> **Task to carry out**:
Are you able to quote each entry exactly as written?

- - - -

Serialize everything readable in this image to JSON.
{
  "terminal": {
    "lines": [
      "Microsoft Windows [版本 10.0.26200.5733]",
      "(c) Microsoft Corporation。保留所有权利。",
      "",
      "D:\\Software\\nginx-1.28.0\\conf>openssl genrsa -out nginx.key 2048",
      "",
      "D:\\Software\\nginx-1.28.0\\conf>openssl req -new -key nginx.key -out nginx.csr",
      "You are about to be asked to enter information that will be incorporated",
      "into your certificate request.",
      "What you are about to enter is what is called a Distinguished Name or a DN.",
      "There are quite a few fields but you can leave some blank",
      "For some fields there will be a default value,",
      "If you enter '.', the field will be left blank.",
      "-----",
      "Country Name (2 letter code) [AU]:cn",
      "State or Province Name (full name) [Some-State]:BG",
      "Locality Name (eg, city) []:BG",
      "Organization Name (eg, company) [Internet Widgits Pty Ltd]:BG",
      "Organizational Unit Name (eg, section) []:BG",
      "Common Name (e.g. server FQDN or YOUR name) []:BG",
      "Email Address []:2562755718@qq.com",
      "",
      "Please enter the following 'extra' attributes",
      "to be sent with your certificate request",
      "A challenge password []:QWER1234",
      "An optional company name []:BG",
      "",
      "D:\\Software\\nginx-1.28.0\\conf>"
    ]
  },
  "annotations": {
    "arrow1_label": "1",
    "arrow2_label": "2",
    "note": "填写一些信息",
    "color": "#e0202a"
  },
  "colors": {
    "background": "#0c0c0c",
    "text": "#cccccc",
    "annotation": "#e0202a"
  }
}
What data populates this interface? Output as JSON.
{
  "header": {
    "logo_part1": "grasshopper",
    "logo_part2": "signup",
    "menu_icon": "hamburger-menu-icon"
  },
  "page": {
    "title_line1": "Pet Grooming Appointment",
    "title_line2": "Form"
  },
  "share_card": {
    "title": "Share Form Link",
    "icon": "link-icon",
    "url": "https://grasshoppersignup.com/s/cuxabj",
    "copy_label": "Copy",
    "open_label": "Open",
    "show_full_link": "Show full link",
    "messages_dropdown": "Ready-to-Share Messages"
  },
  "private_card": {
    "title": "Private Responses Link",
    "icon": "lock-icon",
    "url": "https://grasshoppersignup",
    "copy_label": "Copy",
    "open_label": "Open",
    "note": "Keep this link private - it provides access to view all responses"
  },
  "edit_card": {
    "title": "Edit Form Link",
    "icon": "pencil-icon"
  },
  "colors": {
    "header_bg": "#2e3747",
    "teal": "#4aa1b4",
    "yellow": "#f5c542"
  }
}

- - - -

> **The reply**:
Serialize everything readable in this image to JSON.
{
  "terminal": {
    "lines": [
      "Microsoft Windows [版本 10.0.26200.5733]",
      "(c) Microsoft Corporation。保留所有权利。",
      "",
      "D:\\Software\\nginx-1.28.0\\conf>openssl genrsa -out nginx.key 2048",
      "",
      "D:\\Software\\nginx-1.28.0\\conf>openssl req -new -key nginx.key -out nginx.csr",
      "You are about to be asked to enter information that will be incorporated",
      "into your certificate request.",
      "What you are about to enter is what is called a Distinguished Name or a DN.",
      "There are quite a few fields but you can leave some blank",
      "For some fields there will be a default value,",
      "If you enter '.', the field will be left blank.",
      "-----",
      "Country Name (2 letter code) [AU]:cn",
      "State or Province Name (full name) [Some-State]:BG",
      "Locality Name (eg, city) []:BG",
      "Organization Name (eg, company) [Internet Widgits Pty Ltd]:BG",
      "Organizational Unit Name (eg, section) []:BG",
      "Common Name (e.g. server FQDN or YOUR name) []:BG",
      "Email Address []:2562755718@qq.com",
      "",
      "Please enter the following 'extra' attributes",
      "to be sent with your certificate request",
      "A challenge password []:QWER1234",
      "An optional company name []:BG",
      "",
      "D:\\Software\\nginx-1.28.0\\conf>"
    ]
  },
  "annotations": {
    "arrow1_label": "1",
    "arrow2_label": "2",
    "note": "填写一些信息",
    "color": "#e0202a"
  },
  "colors": {
    "background": "#0c0c0c",
    "text": "#cccccc",
    "annotation": "#e0202a"
  }
}
What data populates this interface? Output as JSON.
{
  "header": {
    "logo_part1": "grasshopper",
    "logo_part2": "signup",
    "menu_icon": "hamburger-menu-icon"
  },
  "page": {
    "title_line1": "Pet Grooming Appointment",
    "title_line2": "Form"
  },
  "share_card": {
    "title": "Share Form Link",
    "icon": "link-icon",
    "url": "https://grasshoppersignup.com/s/cuxabj",
    "copy_label": "Copy",
    "open_label": "Open",
    "show_full_link": "Show full link",
    "messages_dropdown": "Ready-to-Share Messages"
  },
  "private_card": {
    "title": "Private Responses Link",
    "icon": "lock-icon",
    "url": "https://grasshoppersignup",
    "copy_label": "Copy",
    "open_label": "Open",
    "note": "Keep this link private - it provides access to view all responses"
  },
  "edit_card": {
    "title": "Edit Form Link",
    "icon": "pencil-icon"
  },
  "colors": {
    "header_bg": "#2e3747",
    "teal": "#4aa1b4",
    "yellow": "#f5c542"
  }
}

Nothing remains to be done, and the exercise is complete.